• INPUT DATA:
## start
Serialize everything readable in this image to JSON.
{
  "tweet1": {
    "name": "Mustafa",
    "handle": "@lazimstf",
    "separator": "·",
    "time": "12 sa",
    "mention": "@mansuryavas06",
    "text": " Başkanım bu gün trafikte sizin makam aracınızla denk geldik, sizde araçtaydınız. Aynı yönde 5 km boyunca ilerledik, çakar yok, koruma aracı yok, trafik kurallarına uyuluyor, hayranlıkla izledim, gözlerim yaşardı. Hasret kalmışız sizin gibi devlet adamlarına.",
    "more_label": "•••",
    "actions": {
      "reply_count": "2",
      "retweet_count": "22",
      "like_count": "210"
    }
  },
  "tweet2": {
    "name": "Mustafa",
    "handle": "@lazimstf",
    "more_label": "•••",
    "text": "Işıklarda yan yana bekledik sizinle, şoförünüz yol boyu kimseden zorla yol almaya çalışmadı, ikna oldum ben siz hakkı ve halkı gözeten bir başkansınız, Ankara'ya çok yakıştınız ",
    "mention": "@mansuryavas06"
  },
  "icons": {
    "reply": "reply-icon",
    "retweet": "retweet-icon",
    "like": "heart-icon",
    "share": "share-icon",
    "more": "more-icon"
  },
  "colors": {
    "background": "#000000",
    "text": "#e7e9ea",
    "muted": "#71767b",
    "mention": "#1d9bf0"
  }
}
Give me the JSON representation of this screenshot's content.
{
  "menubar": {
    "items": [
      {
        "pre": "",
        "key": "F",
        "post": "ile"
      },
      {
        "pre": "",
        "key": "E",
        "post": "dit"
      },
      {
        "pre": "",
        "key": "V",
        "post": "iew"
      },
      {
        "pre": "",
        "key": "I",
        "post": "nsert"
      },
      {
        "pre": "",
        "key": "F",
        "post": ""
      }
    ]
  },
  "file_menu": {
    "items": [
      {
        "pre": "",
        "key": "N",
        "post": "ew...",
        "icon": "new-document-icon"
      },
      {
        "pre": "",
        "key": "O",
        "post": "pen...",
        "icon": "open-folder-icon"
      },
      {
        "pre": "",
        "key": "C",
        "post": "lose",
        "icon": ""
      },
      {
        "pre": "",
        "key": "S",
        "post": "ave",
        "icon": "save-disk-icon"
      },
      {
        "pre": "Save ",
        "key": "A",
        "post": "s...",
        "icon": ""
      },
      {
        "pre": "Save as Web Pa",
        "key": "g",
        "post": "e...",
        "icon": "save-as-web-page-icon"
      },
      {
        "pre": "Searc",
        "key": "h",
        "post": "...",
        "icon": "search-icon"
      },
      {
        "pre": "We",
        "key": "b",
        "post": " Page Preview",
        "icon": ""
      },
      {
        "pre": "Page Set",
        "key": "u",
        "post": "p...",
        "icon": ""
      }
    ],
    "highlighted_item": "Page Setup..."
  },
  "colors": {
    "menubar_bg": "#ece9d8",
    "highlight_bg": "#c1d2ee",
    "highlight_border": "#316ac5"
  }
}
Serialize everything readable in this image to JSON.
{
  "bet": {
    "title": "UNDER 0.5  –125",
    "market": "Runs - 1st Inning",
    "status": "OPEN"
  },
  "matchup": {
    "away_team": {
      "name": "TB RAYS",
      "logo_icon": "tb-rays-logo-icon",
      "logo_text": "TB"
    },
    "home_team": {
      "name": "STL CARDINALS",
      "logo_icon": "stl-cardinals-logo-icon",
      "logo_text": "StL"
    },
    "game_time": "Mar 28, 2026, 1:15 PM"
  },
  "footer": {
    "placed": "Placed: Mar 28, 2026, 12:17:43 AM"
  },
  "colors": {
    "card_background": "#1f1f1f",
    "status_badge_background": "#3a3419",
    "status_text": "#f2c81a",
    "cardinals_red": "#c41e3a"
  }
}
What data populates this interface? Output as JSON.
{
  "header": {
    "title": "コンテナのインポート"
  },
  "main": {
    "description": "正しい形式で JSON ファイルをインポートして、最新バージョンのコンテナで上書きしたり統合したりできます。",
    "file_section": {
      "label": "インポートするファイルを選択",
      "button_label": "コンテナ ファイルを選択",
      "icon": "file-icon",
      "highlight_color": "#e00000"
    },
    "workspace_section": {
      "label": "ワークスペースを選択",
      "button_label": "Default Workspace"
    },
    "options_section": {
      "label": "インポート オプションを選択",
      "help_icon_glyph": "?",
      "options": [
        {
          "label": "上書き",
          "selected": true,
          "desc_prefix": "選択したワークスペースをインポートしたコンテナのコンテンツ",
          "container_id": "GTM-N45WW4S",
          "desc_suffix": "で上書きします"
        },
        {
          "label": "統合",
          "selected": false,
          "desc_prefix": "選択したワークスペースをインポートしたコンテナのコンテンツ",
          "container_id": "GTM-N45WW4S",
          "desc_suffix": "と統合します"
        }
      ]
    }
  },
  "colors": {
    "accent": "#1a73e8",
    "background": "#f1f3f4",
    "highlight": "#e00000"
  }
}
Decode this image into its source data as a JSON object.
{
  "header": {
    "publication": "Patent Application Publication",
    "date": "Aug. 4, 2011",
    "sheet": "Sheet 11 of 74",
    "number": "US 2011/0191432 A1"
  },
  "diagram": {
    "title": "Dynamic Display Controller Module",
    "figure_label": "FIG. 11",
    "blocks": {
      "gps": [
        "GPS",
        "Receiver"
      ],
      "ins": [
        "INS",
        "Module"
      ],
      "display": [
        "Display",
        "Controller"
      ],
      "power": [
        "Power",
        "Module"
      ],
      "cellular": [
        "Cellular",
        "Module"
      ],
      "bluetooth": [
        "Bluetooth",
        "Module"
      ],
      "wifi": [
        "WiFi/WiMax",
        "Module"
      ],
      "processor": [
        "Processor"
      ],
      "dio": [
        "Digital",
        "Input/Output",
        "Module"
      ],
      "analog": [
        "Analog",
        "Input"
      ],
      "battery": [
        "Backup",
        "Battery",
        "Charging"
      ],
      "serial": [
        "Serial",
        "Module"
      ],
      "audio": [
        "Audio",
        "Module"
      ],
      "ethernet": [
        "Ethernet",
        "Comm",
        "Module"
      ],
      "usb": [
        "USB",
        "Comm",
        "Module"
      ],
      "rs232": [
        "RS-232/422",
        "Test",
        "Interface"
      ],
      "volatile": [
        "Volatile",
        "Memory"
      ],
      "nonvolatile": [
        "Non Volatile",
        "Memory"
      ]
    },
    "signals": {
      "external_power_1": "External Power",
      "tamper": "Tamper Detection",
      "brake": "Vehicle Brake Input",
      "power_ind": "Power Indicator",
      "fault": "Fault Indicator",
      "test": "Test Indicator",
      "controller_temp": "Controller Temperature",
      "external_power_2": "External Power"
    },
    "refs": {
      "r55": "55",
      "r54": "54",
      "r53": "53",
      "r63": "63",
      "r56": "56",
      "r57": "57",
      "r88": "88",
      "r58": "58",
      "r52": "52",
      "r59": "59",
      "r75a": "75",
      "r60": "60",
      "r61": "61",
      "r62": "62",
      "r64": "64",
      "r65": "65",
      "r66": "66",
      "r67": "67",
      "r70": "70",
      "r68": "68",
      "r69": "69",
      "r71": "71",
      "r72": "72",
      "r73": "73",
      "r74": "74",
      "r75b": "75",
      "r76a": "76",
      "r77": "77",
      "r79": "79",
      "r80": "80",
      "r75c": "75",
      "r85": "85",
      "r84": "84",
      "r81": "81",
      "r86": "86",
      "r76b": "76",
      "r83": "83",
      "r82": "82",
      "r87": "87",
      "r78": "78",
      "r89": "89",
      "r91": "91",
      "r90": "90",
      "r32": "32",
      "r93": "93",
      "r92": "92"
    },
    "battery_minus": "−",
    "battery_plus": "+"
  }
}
## end
Show the data once more, exactly as it was written.

Serialize everything readable in this image to JSON.
{
  "tweet1": {
    "name": "Mustafa",
    "handle": "@lazimstf",
    "separator": "·",
    "time": "12 sa",
    "mention": "@mansuryavas06",
    "text": " Başkanım bu gün trafikte sizin makam aracınızla denk geldik, sizde araçtaydınız. Aynı yönde 5 km boyunca ilerledik, çakar yok, koruma aracı yok, trafik kurallarına uyuluyor, hayranlıkla izledim, gözlerim yaşardı. Hasret kalmışız sizin gibi devlet adamlarına.",
    "more_label": "•••",
    "actions": {
      "reply_count": "2",
      "retweet_count": "22",
      "like_count": "210"
    }
  },
  "tweet2": {
    "name": "Mustafa",
    "handle": "@lazimstf",
    "more_label": "•••",
    "text": "Işıklarda yan yana bekledik sizinle, şoförünüz yol boyu kimseden zorla yol almaya çalışmadı, ikna oldum ben siz hakkı ve halkı gözeten bir başkansınız, Ankara'ya çok yakıştınız ",
    "mention": "@mansuryavas06"
  },
  "icons": {
    "reply": "reply-icon",
    "retweet": "retweet-icon",
    "like": "heart-icon",
    "share": "share-icon",
    "more": "more-icon"
  },
  "colors": {
    "background": "#000000",
    "text": "#e7e9ea",
    "muted": "#71767b",
    "mention": "#1d9bf0"
  }
}
Give me the JSON representation of this screenshot's content.
{
  "menubar": {
    "items": [
      {
        "pre": "",
        "key": "F",
        "post": "ile"
      },
      {
        "pre": "",
        "key": "E",
        "post": "dit"
      },
      {
        "pre": "",
        "key": "V",
        "post": "iew"
      },
      {
        "pre": "",
        "key": "I",
        "post": "nsert"
      },
      {
        "pre": "",
        "key": "F",
        "post": ""
      }
    ]
  },
  "file_menu": {
    "items": [
      {
        "pre": "",
        "key": "N",
        "post": "ew...",
        "icon": "new-document-icon"
      },
      {
        "pre": "",
        "key": "O",
        "post": "pen...",
        "icon": "open-folder-icon"
      },
      {
        "pre": "",
        "key": "C",
        "post": "lose",
        "icon": ""
      },
      {
        "pre": "",
        "key": "S",
        "post": "ave",
        "icon": "save-disk-icon"
      },
      {
        "pre": "Save ",
        "key": "A",
        "post": "s...",
        "icon": ""
      },
      {
        "pre": "Save as Web Pa",
        "key": "g",
        "post": "e...",
        "icon": "save-as-web-page-icon"
      },
      {
        "pre": "Searc",
        "key": "h",
        "post": "...",
        "icon": "search-icon"
      },
      {
        "pre": "We",
        "key": "b",
        "post": " Page Preview",
        "icon": ""
      },
      {
        "pre": "Page Set",
        "key": "u",
        "post": "p...",
        "icon": ""
      }
    ],
    "highlighted_item": "Page Setup..."
  },
  "colors": {
    "menubar_bg": "#ece9d8",
    "highlight_bg": "#c1d2ee",
    "highlight_border": "#316ac5"
  }
}
Serialize everything readable in this image to JSON.
{
  "bet": {
    "title": "UNDER 0.5  –125",
    "market": "Runs - 1st Inning",
    "status": "OPEN"
  },
  "matchup": {
    "away_team": {
      "name": "TB RAYS",
      "logo_icon": "tb-rays-logo-icon",
      "logo_text": "TB"
    },
    "home_team": {
      "name": "STL CARDINALS",
      "logo_icon": "stl-cardinals-logo-icon",
      "logo_text": "StL"
    },
    "game_time": "Mar 28, 2026, 1:15 PM"
  },
  "footer": {
    "placed": "Placed: Mar 28, 2026, 12:17:43 AM"
  },
  "colors": {
    "card_background": "#1f1f1f",
    "status_badge_background": "#3a3419",
    "status_text": "#f2c81a",
    "cardinals_red": "#c41e3a"
  }
}
What data populates this interface? Output as JSON.
{
  "header": {
    "title": "コンテナのインポート"
  },
  "main": {
    "description": "正しい形式で JSON ファイルをインポートして、最新バージョンのコンテナで上書きしたり統合したりできます。",
    "file_section": {
      "label": "インポートするファイルを選択",
      "button_label": "コンテナ ファイルを選択",
      "icon": "file-icon",
      "highlight_color": "#e00000"
    },
    "workspace_section": {
      "label": "ワークスペースを選択",
      "button_label": "Default Workspace"
    },
    "options_section": {
      "label": "インポート オプションを選択",
      "help_icon_glyph": "?",
      "options": [
        {
          "label": "上書き",
          "selected": true,
          "desc_prefix": "選択したワークスペースをインポートしたコンテナのコンテンツ",
          "container_id": "GTM-N45WW4S",
          "desc_suffix": "で上書きします"
        },
        {
          "label": "統合",
          "selected": false,
          "desc_prefix": "選択したワークスペースをインポートしたコンテナのコンテンツ",
          "container_id": "GTM-N45WW4S",
          "desc_suffix": "と統合します"
        }
      ]
    }
  },
  "colors": {
    "accent": "#1a73e8",
    "background": "#f1f3f4",
    "highlight": "#e00000"
  }
}
Decode this image into its source data as a JSON object.
{
  "header": {
    "publication": "Patent Application Publication",
    "date": "Aug. 4, 2011",
    "sheet": "Sheet 11 of 74",
    "number": "US 2011/0191432 A1"
  },
  "diagram": {
    "title": "Dynamic Display Controller Module",
    "figure_label": "FIG. 11",
    "blocks": {
      "gps": [
        "GPS",
        "Receiver"
      ],
      "ins": [
        "INS",
        "Module"
      ],
      "display": [
        "Display",
        "Controller"
      ],
      "power": [
        "Power",
        "Module"
      ],
      "cellular": [
        "Cellular",
        "Module"
      ],
      "bluetooth": [
        "Bluetooth",
        "Module"
      ],
      "wifi": [
        "WiFi/WiMax",
        "Module"
      ],
      "processor": [
        "Processor"
      ],
      "dio": [
        "Digital",
        "Input/Output",
        "Module"
      ],
      "analog": [
        "Analog",
        "Input"
      ],
      "battery": [
        "Backup",
        "Battery",
        "Charging"
      ],
      "serial": [
        "Serial",
        "Module"
      ],
      "audio": [
        "Audio",
        "Module"
      ],
      "ethernet": [
        "Ethernet",
        "Comm",
        "Module"
      ],
      "usb": [
        "USB",
        "Comm",
        "Module"
      ],
      "rs232": [
        "RS-232/422",
        "Test",
        "Interface"
      ],
      "volatile": [
        "Volatile",
        "Memory"
      ],
      "nonvolatile": [
        "Non Volatile",
        "Memory"
      ]
    },
    "signals": {
      "external_power_1": "External Power",
      "tamper": "Tamper Detection",
      "brake": "Vehicle Brake Input",
      "power_ind": "Power Indicator",
      "fault": "Fault Indicator",
      "test": "Test Indicator",
      "controller_temp": "Controller Temperature",
      "external_power_2": "External Power"
    },
    "refs": {
      "r55": "55",
      "r54": "54",
      "r53": "53",
      "r63": "63",
      "r56": "56",
      "r57": "57",
      "r88": "88",
      "r58": "58",
      "r52": "52",
      "r59": "59",
      "r75a": "75",
      "r60": "60",
      "r61": "61",
      "r62": "62",
      "r64": "64",
      "r65": "65",
      "r66": "66",
      "r67": "67",
      "r70": "70",
      "r68": "68",
      "r69": "69",
      "r71": "71",
      "r72": "72",
      "r73": "73",
      "r74": "74",
      "r75b": "75",
      "r76a": "76",
      "r77": "77",
      "r79": "79",
      "r80": "80",
      "r75c": "75",
      "r85": "85",
      "r84": "84",
      "r81": "81",
      "r86": "86",
      "r76b": "76",
      "r83": "83",
      "r82": "82",
      "r87": "87",
      "r78": "78",
      "r89": "89",
      "r91": "91",
      "r90": "90",
      "r32": "32",
      "r93": "93",
      "r92": "92"
    },
    "battery_minus": "−",
    "battery_plus": "+"
  }
}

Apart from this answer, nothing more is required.